**Requirement**
Repeat every entry word for word, but leave the images out of your copy.

**Exercise inputs**
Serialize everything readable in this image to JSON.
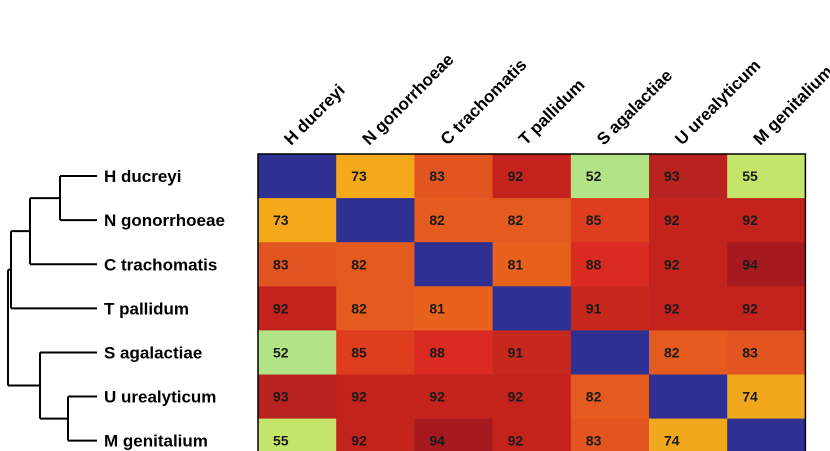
{
  "chart_data": {
    "type": "heatmap",
    "labels": [
      "H ducreyi",
      "N gonorrhoeae",
      "C trachomatis",
      "T pallidum",
      "S agalactiae",
      "U urealyticum",
      "M genitalium"
    ],
    "values": [
      [
        null,
        73,
        83,
        92,
        52,
        93,
        55
      ],
      [
        73,
        null,
        82,
        82,
        85,
        92,
        92
      ],
      [
        83,
        82,
        null,
        81,
        88,
        92,
        94
      ],
      [
        92,
        82,
        81,
        null,
        91,
        92,
        92
      ],
      [
        52,
        85,
        88,
        91,
        null,
        82,
        83
      ],
      [
        93,
        92,
        92,
        92,
        82,
        null,
        74
      ],
      [
        55,
        92,
        94,
        92,
        83,
        74,
        null
      ]
    ],
    "diagonal_color": "#2e3192",
    "value_colors": {
      "52": "#b2e384",
      "55": "#c4e56a",
      "73": "#f3a91a",
      "74": "#f2a81c",
      "81": "#e8621e",
      "82": "#e55a1e",
      "83": "#e35520",
      "85": "#df3d20",
      "88": "#da2b23",
      "91": "#c6281e",
      "92": "#c4231d",
      "93": "#b8231f",
      "94": "#a61a1f"
    },
    "dendrogram": "((H ducreyi,N gonorrhoeae),C trachomatis),T pallidum),(S agalactiae,(U urealyticum,M genitalium))"
  }
}
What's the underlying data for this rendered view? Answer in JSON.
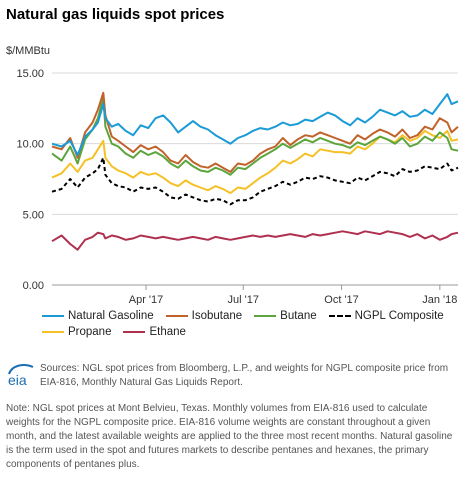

**Solution to the problem**
Serialize everything readable in this image to JSON.
{
  "chart_data": {
    "type": "heatmap",
    "labels": [
      "H ducreyi",
      "N gonorrhoeae",
      "C trachomatis",
      "T pallidum",
      "S agalactiae",
      "U urealyticum",
      "M genitalium"
    ],
    "values": [
      [
        null,
        73,
        83,
        92,
        52,
        93,
        55
      ],
      [
        73,
        null,
        82,
        82,
        85,
        92,
        92
      ],
      [
        83,
        82,
        null,
        81,
        88,
        92,
        94
      ],
      [
        92,
        82,
        81,
        null,
        91,
        92,
        92
      ],
      [
        52,
        85,
        88,
        91,
        null,
        82,
        83
      ],
      [
        93,
        92,
        92,
        92,
        82,
        null,
        74
      ],
      [
        55,
        92,
        94,
        92,
        83,
        74,
        null
      ]
    ],
    "diagonal_color": "#2e3192",
    "value_colors": {
      "52": "#b2e384",
      "55": "#c4e56a",
      "73": "#f3a91a",
      "74": "#f2a81c",
      "81": "#e8621e",
      "82": "#e55a1e",
      "83": "#e35520",
      "85": "#df3d20",
      "88": "#da2b23",
      "91": "#c6281e",
      "92": "#c4231d",
      "93": "#b8231f",
      "94": "#a61a1f"
    },
    "dendrogram": "((H ducreyi,N gonorrhoeae),C trachomatis),T pallidum),(S agalactiae,(U urealyticum,M genitalium))"
  }
}
What's the underlying data for this rendered view? Answer in JSON.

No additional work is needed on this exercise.